> [Exercise] Present each line of the entries below that holds the word "published".

* start Listed records *

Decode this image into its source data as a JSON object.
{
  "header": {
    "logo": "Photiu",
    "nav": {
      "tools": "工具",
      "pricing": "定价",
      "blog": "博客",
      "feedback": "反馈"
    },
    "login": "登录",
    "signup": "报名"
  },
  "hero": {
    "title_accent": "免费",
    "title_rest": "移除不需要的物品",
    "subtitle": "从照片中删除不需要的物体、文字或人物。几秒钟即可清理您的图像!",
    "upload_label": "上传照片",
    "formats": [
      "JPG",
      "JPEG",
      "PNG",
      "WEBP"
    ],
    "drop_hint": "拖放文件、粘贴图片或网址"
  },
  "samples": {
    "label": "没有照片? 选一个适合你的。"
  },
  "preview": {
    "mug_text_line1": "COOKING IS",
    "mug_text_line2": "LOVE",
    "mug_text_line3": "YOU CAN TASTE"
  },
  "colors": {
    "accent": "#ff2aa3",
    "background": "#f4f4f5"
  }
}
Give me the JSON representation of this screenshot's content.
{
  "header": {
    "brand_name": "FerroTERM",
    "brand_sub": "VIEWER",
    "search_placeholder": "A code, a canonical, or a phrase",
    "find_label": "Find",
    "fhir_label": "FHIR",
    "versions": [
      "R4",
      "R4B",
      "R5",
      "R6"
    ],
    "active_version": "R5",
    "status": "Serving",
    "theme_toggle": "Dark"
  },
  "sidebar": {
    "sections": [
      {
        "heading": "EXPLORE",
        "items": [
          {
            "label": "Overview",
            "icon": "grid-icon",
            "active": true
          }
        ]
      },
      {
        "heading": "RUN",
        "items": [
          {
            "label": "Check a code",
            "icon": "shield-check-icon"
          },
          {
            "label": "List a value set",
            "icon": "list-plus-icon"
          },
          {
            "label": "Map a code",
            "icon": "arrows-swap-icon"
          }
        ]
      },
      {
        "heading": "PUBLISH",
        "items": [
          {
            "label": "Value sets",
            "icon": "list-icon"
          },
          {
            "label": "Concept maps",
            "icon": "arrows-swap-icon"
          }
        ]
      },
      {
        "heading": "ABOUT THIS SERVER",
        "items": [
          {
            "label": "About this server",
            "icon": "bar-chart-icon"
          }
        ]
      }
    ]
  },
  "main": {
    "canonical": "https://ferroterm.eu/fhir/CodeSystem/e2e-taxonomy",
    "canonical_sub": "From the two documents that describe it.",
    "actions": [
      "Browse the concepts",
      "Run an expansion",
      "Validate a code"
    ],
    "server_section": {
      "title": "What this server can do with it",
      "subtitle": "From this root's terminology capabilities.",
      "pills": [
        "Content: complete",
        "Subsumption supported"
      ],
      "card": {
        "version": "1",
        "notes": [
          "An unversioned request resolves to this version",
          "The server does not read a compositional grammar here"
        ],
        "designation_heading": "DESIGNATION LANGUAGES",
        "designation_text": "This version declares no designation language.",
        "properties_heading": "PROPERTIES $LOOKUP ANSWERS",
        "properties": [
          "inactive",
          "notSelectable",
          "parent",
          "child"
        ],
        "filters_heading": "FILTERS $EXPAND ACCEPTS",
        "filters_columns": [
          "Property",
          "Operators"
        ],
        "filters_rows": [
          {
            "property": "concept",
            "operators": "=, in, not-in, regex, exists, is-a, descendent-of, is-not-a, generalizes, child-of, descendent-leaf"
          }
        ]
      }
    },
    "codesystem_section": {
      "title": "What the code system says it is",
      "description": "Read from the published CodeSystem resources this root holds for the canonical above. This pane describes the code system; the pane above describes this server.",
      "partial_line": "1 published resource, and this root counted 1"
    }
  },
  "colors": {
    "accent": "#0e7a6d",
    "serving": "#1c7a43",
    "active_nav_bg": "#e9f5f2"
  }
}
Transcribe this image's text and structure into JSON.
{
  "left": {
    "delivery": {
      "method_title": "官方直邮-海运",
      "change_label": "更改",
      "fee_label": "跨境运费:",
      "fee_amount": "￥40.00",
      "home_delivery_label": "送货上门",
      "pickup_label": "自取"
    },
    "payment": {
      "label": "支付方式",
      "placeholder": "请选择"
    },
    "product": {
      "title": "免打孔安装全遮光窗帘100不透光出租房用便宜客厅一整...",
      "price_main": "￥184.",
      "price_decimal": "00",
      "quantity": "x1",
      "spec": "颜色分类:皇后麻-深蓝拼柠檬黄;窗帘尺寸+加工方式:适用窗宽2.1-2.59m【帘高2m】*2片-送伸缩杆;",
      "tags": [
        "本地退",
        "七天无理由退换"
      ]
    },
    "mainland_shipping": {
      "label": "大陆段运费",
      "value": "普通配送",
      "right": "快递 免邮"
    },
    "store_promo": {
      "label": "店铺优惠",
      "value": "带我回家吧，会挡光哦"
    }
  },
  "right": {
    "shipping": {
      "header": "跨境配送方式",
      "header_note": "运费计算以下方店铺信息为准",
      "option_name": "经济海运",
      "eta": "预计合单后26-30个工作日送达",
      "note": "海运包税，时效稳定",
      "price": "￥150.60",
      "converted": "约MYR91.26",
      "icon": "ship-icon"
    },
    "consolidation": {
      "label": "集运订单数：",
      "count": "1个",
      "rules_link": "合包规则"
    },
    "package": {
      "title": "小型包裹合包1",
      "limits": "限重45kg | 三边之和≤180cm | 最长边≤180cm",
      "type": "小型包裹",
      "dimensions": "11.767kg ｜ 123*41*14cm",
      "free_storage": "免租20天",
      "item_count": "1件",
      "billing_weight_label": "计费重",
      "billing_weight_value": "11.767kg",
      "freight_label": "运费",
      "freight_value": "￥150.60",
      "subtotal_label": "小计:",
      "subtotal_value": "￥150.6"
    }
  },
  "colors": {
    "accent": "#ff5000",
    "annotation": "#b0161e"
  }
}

* end Listed records *

> [Solution to this problem]
      "description": "Read from the published CodeSystem resources this root holds for the canonical above. This pane describes the code system; the pane above describes this server.",
      "partial_line": "1 published resource, and this root counted 1"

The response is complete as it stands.